- _抽出テキスト_:
*****

お寺の行事と食べもの ~禅寺とたくあん~
(令和5年 11月の法話)

冬の寒さが一段と厳しくなる頃、
日本各地でたくあんの漬け込みが行われます。

たくあんは日本の漬け物の代表です。
大根を天日に干し、塩とぬかを加えて漬け込みます。
冬の寒風に当てて乾かすと、大根の水分が抜けて、
甘みが際立ってきます。
そして、塩に漬け込むことにより、
長い間保存できるので、
一年を通して食べることができます。

このたくあんを考え出したのは、
江戸時代の初めに活躍した禅宗の名僧、
沢庵禅師だと言われています。
禅宗には、中国から伝わった
大根などの塩漬けが古くからあったそうです。
しかし、これは塩辛いだけのものでした。
この漬け物に、米糠などを入れて甘みをつけるなど
改良したのが沢庵禅師だそうです。

*****

- _収集データ_:
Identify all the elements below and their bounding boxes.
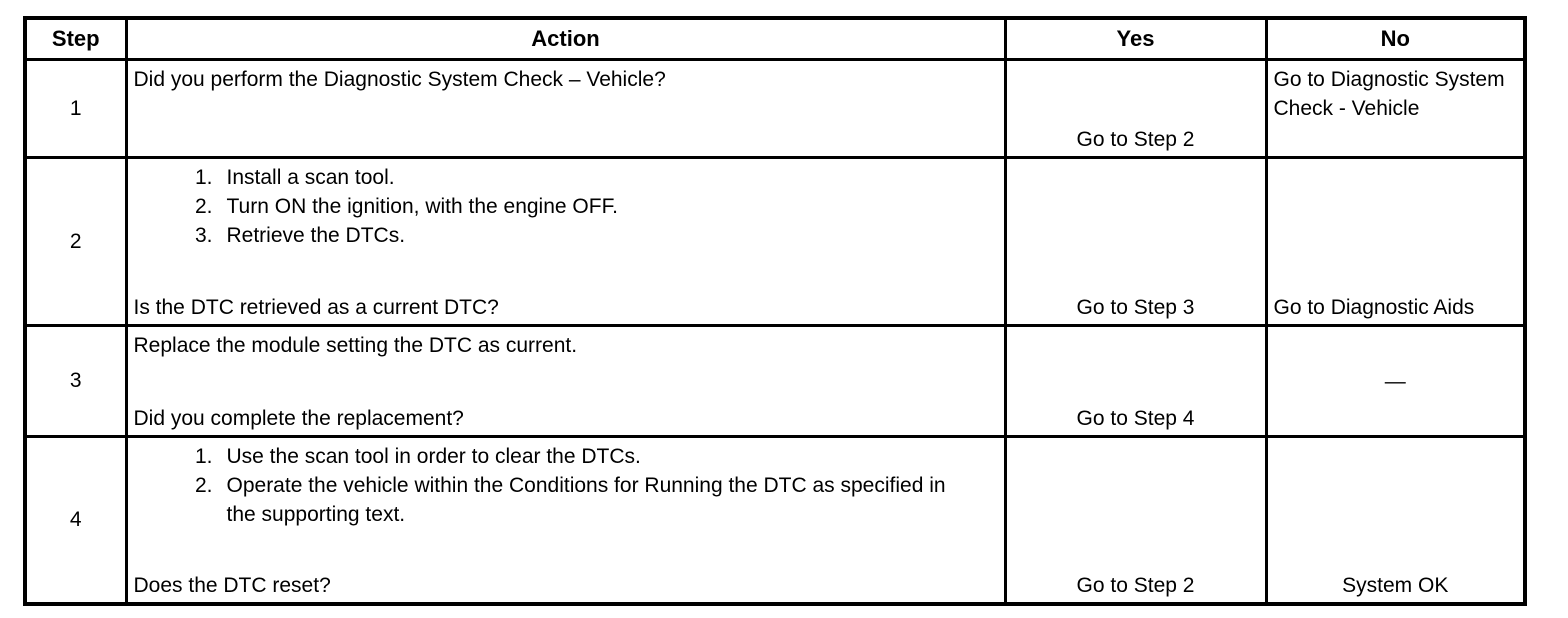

*****

- _設問_:
たくあんの文章をもとに、次の問いに答えてください。
1. 大根を冬の寒風に当てて乾かすと、何が際立ってくるか。
2. たくあんを考え出したと言われているのは誰か。
3. 中国から伝わった大根などの塩漬けは、どのようなものだったか。

- _解答_:
1. 甘み
2. 江戸時代の初めに活躍した禅宗の名僧、沢庵禅師
3. 塩辛いだけのもの